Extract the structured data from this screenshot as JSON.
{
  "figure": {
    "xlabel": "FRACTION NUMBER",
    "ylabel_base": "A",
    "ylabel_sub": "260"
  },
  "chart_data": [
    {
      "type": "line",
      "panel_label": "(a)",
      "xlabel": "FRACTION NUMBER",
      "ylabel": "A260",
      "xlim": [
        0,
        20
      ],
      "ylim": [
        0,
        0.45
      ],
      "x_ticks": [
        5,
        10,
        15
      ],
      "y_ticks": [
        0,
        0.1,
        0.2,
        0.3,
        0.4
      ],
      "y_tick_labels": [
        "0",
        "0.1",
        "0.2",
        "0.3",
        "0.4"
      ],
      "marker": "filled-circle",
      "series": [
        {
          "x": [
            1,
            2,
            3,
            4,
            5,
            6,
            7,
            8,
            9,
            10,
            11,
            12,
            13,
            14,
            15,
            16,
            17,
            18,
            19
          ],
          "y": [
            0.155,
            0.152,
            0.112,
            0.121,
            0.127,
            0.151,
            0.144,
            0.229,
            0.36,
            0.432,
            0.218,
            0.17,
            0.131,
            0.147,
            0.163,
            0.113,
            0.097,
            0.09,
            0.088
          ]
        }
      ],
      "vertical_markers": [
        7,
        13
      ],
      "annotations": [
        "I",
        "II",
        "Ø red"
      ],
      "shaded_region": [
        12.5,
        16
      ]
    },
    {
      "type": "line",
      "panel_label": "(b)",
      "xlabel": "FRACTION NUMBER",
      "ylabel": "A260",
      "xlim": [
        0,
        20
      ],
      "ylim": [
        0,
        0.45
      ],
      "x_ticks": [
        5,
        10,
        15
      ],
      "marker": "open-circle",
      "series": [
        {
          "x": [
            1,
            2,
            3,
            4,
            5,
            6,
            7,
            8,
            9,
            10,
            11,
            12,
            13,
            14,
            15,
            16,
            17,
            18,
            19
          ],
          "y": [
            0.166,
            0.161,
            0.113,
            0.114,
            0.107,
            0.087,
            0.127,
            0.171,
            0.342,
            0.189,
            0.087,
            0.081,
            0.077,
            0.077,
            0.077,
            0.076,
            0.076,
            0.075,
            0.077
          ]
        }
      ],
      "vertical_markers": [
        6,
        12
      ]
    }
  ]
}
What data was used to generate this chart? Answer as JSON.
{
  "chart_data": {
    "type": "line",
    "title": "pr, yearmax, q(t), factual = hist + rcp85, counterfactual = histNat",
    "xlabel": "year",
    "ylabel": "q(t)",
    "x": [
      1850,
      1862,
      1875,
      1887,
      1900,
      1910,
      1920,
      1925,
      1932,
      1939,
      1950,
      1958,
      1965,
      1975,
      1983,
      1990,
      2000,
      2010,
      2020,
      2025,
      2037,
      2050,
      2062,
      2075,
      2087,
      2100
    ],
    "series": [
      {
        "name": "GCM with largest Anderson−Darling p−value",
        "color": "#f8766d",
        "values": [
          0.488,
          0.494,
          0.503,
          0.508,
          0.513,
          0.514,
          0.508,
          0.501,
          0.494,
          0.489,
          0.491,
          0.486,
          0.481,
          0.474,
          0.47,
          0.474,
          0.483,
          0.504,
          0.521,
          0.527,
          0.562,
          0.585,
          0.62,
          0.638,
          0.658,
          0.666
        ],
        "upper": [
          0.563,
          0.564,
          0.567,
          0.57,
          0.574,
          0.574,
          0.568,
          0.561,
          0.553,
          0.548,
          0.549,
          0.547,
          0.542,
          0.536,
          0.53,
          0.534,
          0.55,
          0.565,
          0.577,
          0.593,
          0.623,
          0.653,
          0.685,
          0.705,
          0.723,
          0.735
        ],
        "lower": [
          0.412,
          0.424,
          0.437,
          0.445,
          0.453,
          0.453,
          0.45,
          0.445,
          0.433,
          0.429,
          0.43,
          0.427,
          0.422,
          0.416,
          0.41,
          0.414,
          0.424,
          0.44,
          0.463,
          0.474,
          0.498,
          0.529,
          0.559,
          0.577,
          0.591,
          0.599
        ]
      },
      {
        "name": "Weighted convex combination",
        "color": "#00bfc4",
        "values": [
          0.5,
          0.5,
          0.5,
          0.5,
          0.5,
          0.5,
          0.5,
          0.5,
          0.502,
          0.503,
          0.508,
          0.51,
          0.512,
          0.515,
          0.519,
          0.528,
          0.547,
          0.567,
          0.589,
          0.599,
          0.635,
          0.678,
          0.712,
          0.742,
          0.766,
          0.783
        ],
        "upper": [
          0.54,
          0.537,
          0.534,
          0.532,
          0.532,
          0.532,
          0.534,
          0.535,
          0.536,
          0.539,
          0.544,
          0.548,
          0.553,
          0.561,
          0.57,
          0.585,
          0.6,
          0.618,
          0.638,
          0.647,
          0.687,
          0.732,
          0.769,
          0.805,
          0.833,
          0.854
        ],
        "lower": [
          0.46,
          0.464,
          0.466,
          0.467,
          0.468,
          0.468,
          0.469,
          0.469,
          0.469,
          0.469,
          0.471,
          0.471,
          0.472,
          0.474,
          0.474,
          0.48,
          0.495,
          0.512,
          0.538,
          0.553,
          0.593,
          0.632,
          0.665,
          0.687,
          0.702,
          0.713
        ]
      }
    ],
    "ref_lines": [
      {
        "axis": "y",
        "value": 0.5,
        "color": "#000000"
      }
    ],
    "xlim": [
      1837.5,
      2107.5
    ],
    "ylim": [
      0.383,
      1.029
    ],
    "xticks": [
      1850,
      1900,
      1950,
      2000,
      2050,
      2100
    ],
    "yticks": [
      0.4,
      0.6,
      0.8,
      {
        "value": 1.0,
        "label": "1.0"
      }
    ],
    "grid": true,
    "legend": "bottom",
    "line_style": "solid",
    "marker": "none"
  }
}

::::

* **What is being asked**: Return the lines above exactly, keeping every word.

* **Solved problem**:
Extract the structured data from this screenshot as JSON.
{
  "figure": {
    "xlabel": "FRACTION NUMBER",
    "ylabel_base": "A",
    "ylabel_sub": "260"
  },
  "chart_data": [
    {
      "type": "line",
      "panel_label": "(a)",
      "xlabel": "FRACTION NUMBER",
      "ylabel": "A260",
      "xlim": [
        0,
        20
      ],
      "ylim": [
        0,
        0.45
      ],
      "x_ticks": [
        5,
        10,
        15
      ],
      "y_ticks": [
        0,
        0.1,
        0.2,
        0.3,
        0.4
      ],
      "y_tick_labels": [
        "0",
        "0.1",
        "0.2",
        "0.3",
        "0.4"
      ],
      "marker": "filled-circle",
      "series": [
        {
          "x": [
            1,
            2,
            3,
            4,
            5,
            6,
            7,
            8,
            9,
            10,
            11,
            12,
            13,
            14,
            15,
            16,
            17,
            18,
            19
          ],
          "y": [
            0.155,
            0.152,
            0.112,
            0.121,
            0.127,
            0.151,
            0.144,
            0.229,
            0.36,
            0.432,
            0.218,
            0.17,
            0.131,
            0.147,
            0.163,
            0.113,
            0.097,
            0.09,
            0.088
          ]
        }
      ],
      "vertical_markers": [
        7,
        13
      ],
      "annotations": [
        "I",
        "II",
        "Ø red"
      ],
      "shaded_region": [
        12.5,
        16
      ]
    },
    {
      "type": "line",
      "panel_label": "(b)",
      "xlabel": "FRACTION NUMBER",
      "ylabel": "A260",
      "xlim": [
        0,
        20
      ],
      "ylim": [
        0,
        0.45
      ],
      "x_ticks": [
        5,
        10,
        15
      ],
      "marker": "open-circle",
      "series": [
        {
          "x": [
            1,
            2,
            3,
            4,
            5,
            6,
            7,
            8,
            9,
            10,
            11,
            12,
            13,
            14,
            15,
            16,
            17,
            18,
            19
          ],
          "y": [
            0.166,
            0.161,
            0.113,
            0.114,
            0.107,
            0.087,
            0.127,
            0.171,
            0.342,
            0.189,
            0.087,
            0.081,
            0.077,
            0.077,
            0.077,
            0.076,
            0.076,
            0.075,
            0.077
          ]
        }
      ],
      "vertical_markers": [
        6,
        12
      ]
    }
  ]
}
What data was used to generate this chart? Answer as JSON.
{
  "chart_data": {
    "type": "line",
    "title": "pr, yearmax, q(t), factual = hist + rcp85, counterfactual = histNat",
    "xlabel": "year",
    "ylabel": "q(t)",
    "x": [
      1850,
      1862,
      1875,
      1887,
      1900,
      1910,
      1920,
      1925,
      1932,
      1939,
      1950,
      1958,
      1965,
      1975,
      1983,
      1990,
      2000,
      2010,
      2020,
      2025,
      2037,
      2050,
      2062,
      2075,
      2087,
      2100
    ],
    "series": [
      {
        "name": "GCM with largest Anderson−Darling p−value",
        "color": "#f8766d",
        "values": [
          0.488,
          0.494,
          0.503,
          0.508,
          0.513,
          0.514,
          0.508,
          0.501,
          0.494,
          0.489,
          0.491,
          0.486,
          0.481,
          0.474,
          0.47,
          0.474,
          0.483,
          0.504,
          0.521,
          0.527,
          0.562,
          0.585,
          0.62,
          0.638,
          0.658,
          0.666
        ],
        "upper": [
          0.563,
          0.564,
          0.567,
          0.57,
          0.574,
          0.574,
          0.568,
          0.561,
          0.553,
          0.548,
          0.549,
          0.547,
          0.542,
          0.536,
          0.53,
          0.534,
          0.55,
          0.565,
          0.577,
          0.593,
          0.623,
          0.653,
          0.685,
          0.705,
          0.723,
          0.735
        ],
        "lower": [
          0.412,
          0.424,
          0.437,
          0.445,
          0.453,
          0.453,
          0.45,
          0.445,
          0.433,
          0.429,
          0.43,
          0.427,
          0.422,
          0.416,
          0.41,
          0.414,
          0.424,
          0.44,
          0.463,
          0.474,
          0.498,
          0.529,
          0.559,
          0.577,
          0.591,
          0.599
        ]
      },
      {
        "name": "Weighted convex combination",
        "color": "#00bfc4",
        "values": [
          0.5,
          0.5,
          0.5,
          0.5,
          0.5,
          0.5,
          0.5,
          0.5,
          0.502,
          0.503,
          0.508,
          0.51,
          0.512,
          0.515,
          0.519,
          0.528,
          0.547,
          0.567,
          0.589,
          0.599,
          0.635,
          0.678,
          0.712,
          0.742,
          0.766,
          0.783
        ],
        "upper": [
          0.54,
          0.537,
          0.534,
          0.532,
          0.532,
          0.532,
          0.534,
          0.535,
          0.536,
          0.539,
          0.544,
          0.548,
          0.553,
          0.561,
          0.57,
          0.585,
          0.6,
          0.618,
          0.638,
          0.647,
          0.687,
          0.732,
          0.769,
          0.805,
          0.833,
          0.854
        ],
        "lower": [
          0.46,
          0.464,
          0.466,
          0.467,
          0.468,
          0.468,
          0.469,
          0.469,
          0.469,
          0.469,
          0.471,
          0.471,
          0.472,
          0.474,
          0.474,
          0.48,
          0.495,
          0.512,
          0.538,
          0.553,
          0.593,
          0.632,
          0.665,
          0.687,
          0.702,
          0.713
        ]
      }
    ],
    "ref_lines": [
      {
        "axis": "y",
        "value": 0.5,
        "color": "#000000"
      }
    ],
    "xlim": [
      1837.5,
      2107.5
    ],
    "ylim": [
      0.383,
      1.029
    ],
    "xticks": [
      1850,
      1900,
      1950,
      2000,
      2050,
      2100
    ],
    "yticks": [
      0.4,
      0.6,
      0.8,
      {
        "value": 1.0,
        "label": "1.0"
      }
    ],
    "grid": true,
    "legend": "bottom",
    "line_style": "solid",
    "marker": "none"
  }
}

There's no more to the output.